[Element and coordinate rows]

▼

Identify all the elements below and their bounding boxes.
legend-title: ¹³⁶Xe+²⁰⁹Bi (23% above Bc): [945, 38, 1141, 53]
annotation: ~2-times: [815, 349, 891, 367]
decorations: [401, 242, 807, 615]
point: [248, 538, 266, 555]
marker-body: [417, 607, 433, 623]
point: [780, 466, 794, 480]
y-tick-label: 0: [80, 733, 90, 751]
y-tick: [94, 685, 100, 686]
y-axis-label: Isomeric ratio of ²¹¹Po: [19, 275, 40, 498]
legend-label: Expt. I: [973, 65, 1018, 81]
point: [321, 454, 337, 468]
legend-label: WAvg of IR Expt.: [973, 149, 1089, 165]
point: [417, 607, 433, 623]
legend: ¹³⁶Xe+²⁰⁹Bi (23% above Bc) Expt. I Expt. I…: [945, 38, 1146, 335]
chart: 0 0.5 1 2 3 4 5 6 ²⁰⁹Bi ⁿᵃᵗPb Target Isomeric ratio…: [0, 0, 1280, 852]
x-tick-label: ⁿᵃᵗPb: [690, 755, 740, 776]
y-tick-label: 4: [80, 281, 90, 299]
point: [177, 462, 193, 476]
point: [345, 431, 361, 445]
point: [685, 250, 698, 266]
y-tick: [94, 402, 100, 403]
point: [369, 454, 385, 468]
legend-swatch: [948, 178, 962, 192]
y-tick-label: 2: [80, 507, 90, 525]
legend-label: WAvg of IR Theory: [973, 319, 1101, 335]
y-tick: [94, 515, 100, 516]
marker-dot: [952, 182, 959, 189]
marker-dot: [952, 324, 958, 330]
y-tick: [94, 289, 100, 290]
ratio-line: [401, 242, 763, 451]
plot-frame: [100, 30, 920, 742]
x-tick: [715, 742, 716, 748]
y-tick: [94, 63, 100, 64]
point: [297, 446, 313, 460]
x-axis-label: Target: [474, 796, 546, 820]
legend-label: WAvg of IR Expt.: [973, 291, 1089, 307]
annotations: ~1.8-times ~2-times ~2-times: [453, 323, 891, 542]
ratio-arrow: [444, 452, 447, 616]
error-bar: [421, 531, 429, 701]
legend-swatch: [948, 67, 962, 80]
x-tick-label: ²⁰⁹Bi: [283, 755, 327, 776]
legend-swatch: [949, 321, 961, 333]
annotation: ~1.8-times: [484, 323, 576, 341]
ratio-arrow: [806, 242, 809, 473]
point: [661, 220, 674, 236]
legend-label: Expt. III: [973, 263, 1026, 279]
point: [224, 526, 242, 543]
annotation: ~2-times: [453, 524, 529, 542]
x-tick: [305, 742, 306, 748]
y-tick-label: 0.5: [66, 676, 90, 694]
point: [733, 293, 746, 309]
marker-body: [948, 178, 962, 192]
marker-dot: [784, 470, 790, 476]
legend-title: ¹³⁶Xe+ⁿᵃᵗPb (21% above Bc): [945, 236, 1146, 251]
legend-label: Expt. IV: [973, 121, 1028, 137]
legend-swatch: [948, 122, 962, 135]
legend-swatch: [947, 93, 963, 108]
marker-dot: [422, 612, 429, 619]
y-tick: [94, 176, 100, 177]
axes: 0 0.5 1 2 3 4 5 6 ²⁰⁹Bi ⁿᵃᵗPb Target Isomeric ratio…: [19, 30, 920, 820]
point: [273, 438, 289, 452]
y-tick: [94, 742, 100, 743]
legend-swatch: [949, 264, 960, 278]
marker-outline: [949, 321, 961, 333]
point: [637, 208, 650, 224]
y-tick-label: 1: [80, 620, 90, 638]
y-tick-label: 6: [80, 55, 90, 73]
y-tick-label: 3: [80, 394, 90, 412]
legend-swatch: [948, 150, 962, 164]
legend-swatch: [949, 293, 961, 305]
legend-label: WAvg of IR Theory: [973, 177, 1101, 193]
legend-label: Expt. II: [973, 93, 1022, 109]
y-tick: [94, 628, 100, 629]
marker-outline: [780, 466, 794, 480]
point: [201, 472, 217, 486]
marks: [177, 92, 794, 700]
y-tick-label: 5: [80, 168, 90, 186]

▲

## YOUR GOAL
Copy every row above, word for word and line for line.

## FULL OUTPUT
Identify all the elements below and their bounding boxes.
legend-title: ¹³⁶Xe+²⁰⁹Bi (23% above Bc): [945, 38, 1141, 53]
annotation: ~2-times: [815, 349, 891, 367]
decorations: [401, 242, 807, 615]
point: [248, 538, 266, 555]
marker-body: [417, 607, 433, 623]
point: [780, 466, 794, 480]
y-tick-label: 0: [80, 733, 90, 751]
y-tick: [94, 685, 100, 686]
y-axis-label: Isomeric ratio of ²¹¹Po: [19, 275, 40, 498]
legend-label: Expt. I: [973, 65, 1018, 81]
point: [321, 454, 337, 468]
legend-label: WAvg of IR Expt.: [973, 149, 1089, 165]
point: [417, 607, 433, 623]
legend: ¹³⁶Xe+²⁰⁹Bi (23% above Bc) Expt. I Expt. I…: [945, 38, 1146, 335]
chart: 0 0.5 1 2 3 4 5 6 ²⁰⁹Bi ⁿᵃᵗPb Target Isomeric ratio…: [0, 0, 1280, 852]
x-tick-label: ⁿᵃᵗPb: [690, 755, 740, 776]
y-tick-label: 4: [80, 281, 90, 299]
point: [177, 462, 193, 476]
point: [345, 431, 361, 445]
point: [685, 250, 698, 266]
y-tick: [94, 402, 100, 403]
point: [369, 454, 385, 468]
legend-swatch: [948, 178, 962, 192]
y-tick-label: 2: [80, 507, 90, 525]
legend-label: WAvg of IR Theory: [973, 319, 1101, 335]
y-tick: [94, 515, 100, 516]
marker-dot: [952, 182, 959, 189]
marker-dot: [952, 324, 958, 330]
y-tick: [94, 289, 100, 290]
ratio-line: [401, 242, 763, 451]
plot-frame: [100, 30, 920, 742]
x-tick: [715, 742, 716, 748]
y-tick: [94, 63, 100, 64]
point: [297, 446, 313, 460]
x-axis-label: Target: [474, 796, 546, 820]
legend-label: WAvg of IR Expt.: [973, 291, 1089, 307]
annotations: ~1.8-times ~2-times ~2-times: [453, 323, 891, 542]
ratio-arrow: [444, 452, 447, 616]
error-bar: [421, 531, 429, 701]
legend-swatch: [948, 67, 962, 80]
x-tick-label: ²⁰⁹Bi: [283, 755, 327, 776]
legend-swatch: [949, 321, 961, 333]
annotation: ~1.8-times: [484, 323, 576, 341]
ratio-arrow: [806, 242, 809, 473]
point: [661, 220, 674, 236]
legend-label: Expt. III: [973, 263, 1026, 279]
point: [224, 526, 242, 543]
annotation: ~2-times: [453, 524, 529, 542]
x-tick: [305, 742, 306, 748]
y-tick-label: 0.5: [66, 676, 90, 694]
point: [733, 293, 746, 309]
marker-body: [948, 178, 962, 192]
marker-dot: [784, 470, 790, 476]
legend-title: ¹³⁶Xe+ⁿᵃᵗPb (21% above Bc): [945, 236, 1146, 251]
legend-label: Expt. IV: [973, 121, 1028, 137]
legend-swatch: [948, 122, 962, 135]
legend-swatch: [947, 93, 963, 108]
marker-dot: [422, 612, 429, 619]
y-tick: [94, 176, 100, 177]
axes: 0 0.5 1 2 3 4 5 6 ²⁰⁹Bi ⁿᵃᵗPb Target Isomeric ratio…: [19, 30, 920, 820]
point: [273, 438, 289, 452]
y-tick: [94, 742, 100, 743]
legend-swatch: [949, 264, 960, 278]
marker-outline: [949, 321, 961, 333]
point: [637, 208, 650, 224]
y-tick-label: 1: [80, 620, 90, 638]
y-tick-label: 6: [80, 55, 90, 73]
y-tick-label: 3: [80, 394, 90, 412]
legend-swatch: [948, 150, 962, 164]
legend-swatch: [949, 293, 961, 305]
legend-label: WAvg of IR Theory: [973, 177, 1101, 193]
legend-label: Expt. II: [973, 93, 1022, 109]
y-tick: [94, 628, 100, 629]
marker-outline: [780, 466, 794, 480]
point: [201, 472, 217, 486]
marks: [177, 92, 794, 700]
y-tick-label: 5: [80, 168, 90, 186]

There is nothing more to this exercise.